**Task:** Single out the lines that include the word "subtitle". Copy them.

Records that describe figures
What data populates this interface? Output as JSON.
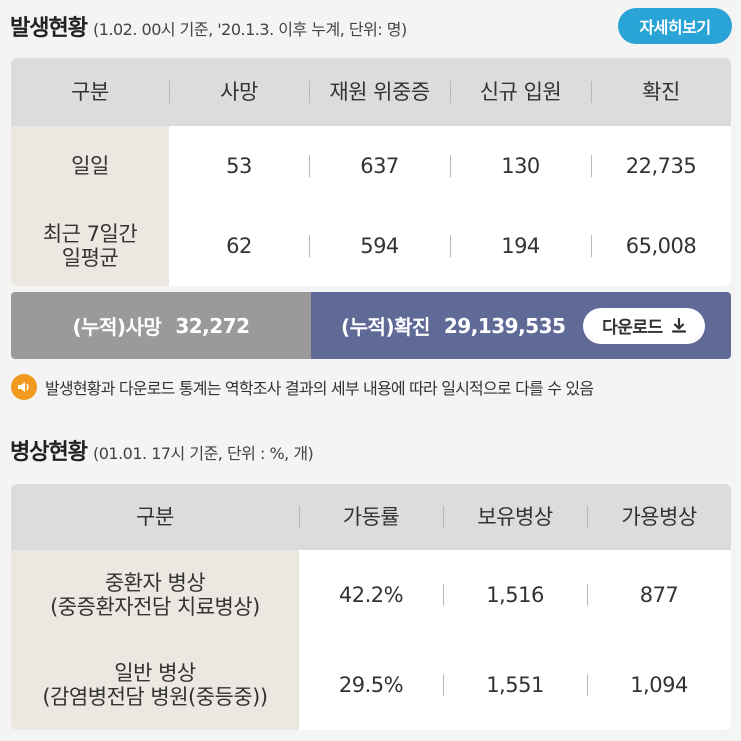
{
  "occurrence": {
    "title": "발생현황",
    "subtitle": "(1.02. 00시 기준, '20.1.3. 이후 누계, 단위: 명)",
    "detail_button": "자세히보기",
    "headers": [
      "구분",
      "사망",
      "재원 위중증",
      "신규 입원",
      "확진"
    ],
    "rows": [
      {
        "label": "일일",
        "values": [
          "53",
          "637",
          "130",
          "22,735"
        ]
      },
      {
        "label_line1": "최근 7일간",
        "label_line2": "일평균",
        "values": [
          "62",
          "594",
          "194",
          "65,008"
        ]
      }
    ],
    "cumulative": {
      "death_label": "(누적)사망",
      "death_value": "32,272",
      "confirmed_label": "(누적)확진",
      "confirmed_value": "29,139,535",
      "download_label": "다운로드"
    },
    "notice": "발생현황과 다운로드 통계는 역학조사 결과의 세부 내용에 따라 일시적으로 다를 수 있음"
  },
  "beds": {
    "title": "병상현황",
    "subtitle": "(01.01. 17시 기준, 단위 : %, 개)",
    "headers": [
      "구분",
      "가동률",
      "보유병상",
      "가용병상"
    ],
    "rows": [
      {
        "label_line1": "중환자 병상",
        "label_line2": "(중증환자전담 치료병상)",
        "values": [
          "42.2%",
          "1,516",
          "877"
        ]
      },
      {
        "label_line1": "일반 병상",
        "label_line2": "(감염병전담 병원(중등중))",
        "values": [
          "29.5%",
          "1,551",
          "1,094"
        ]
      }
    ]
  },
  "colors": {
    "accent": "#2aa4d6",
    "cumulative_death_bg": "#9a9a9a",
    "cumulative_confirmed_bg": "#5f6a96",
    "notice_icon": "#f29a1f"
  }
}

**The output:**
    "subtitle": "(1.02. 00시 기준, '20.1.3. 이후 누계, 단위: 명)",
    "subtitle": "(01.01. 17시 기준, 단위 : %, 개)",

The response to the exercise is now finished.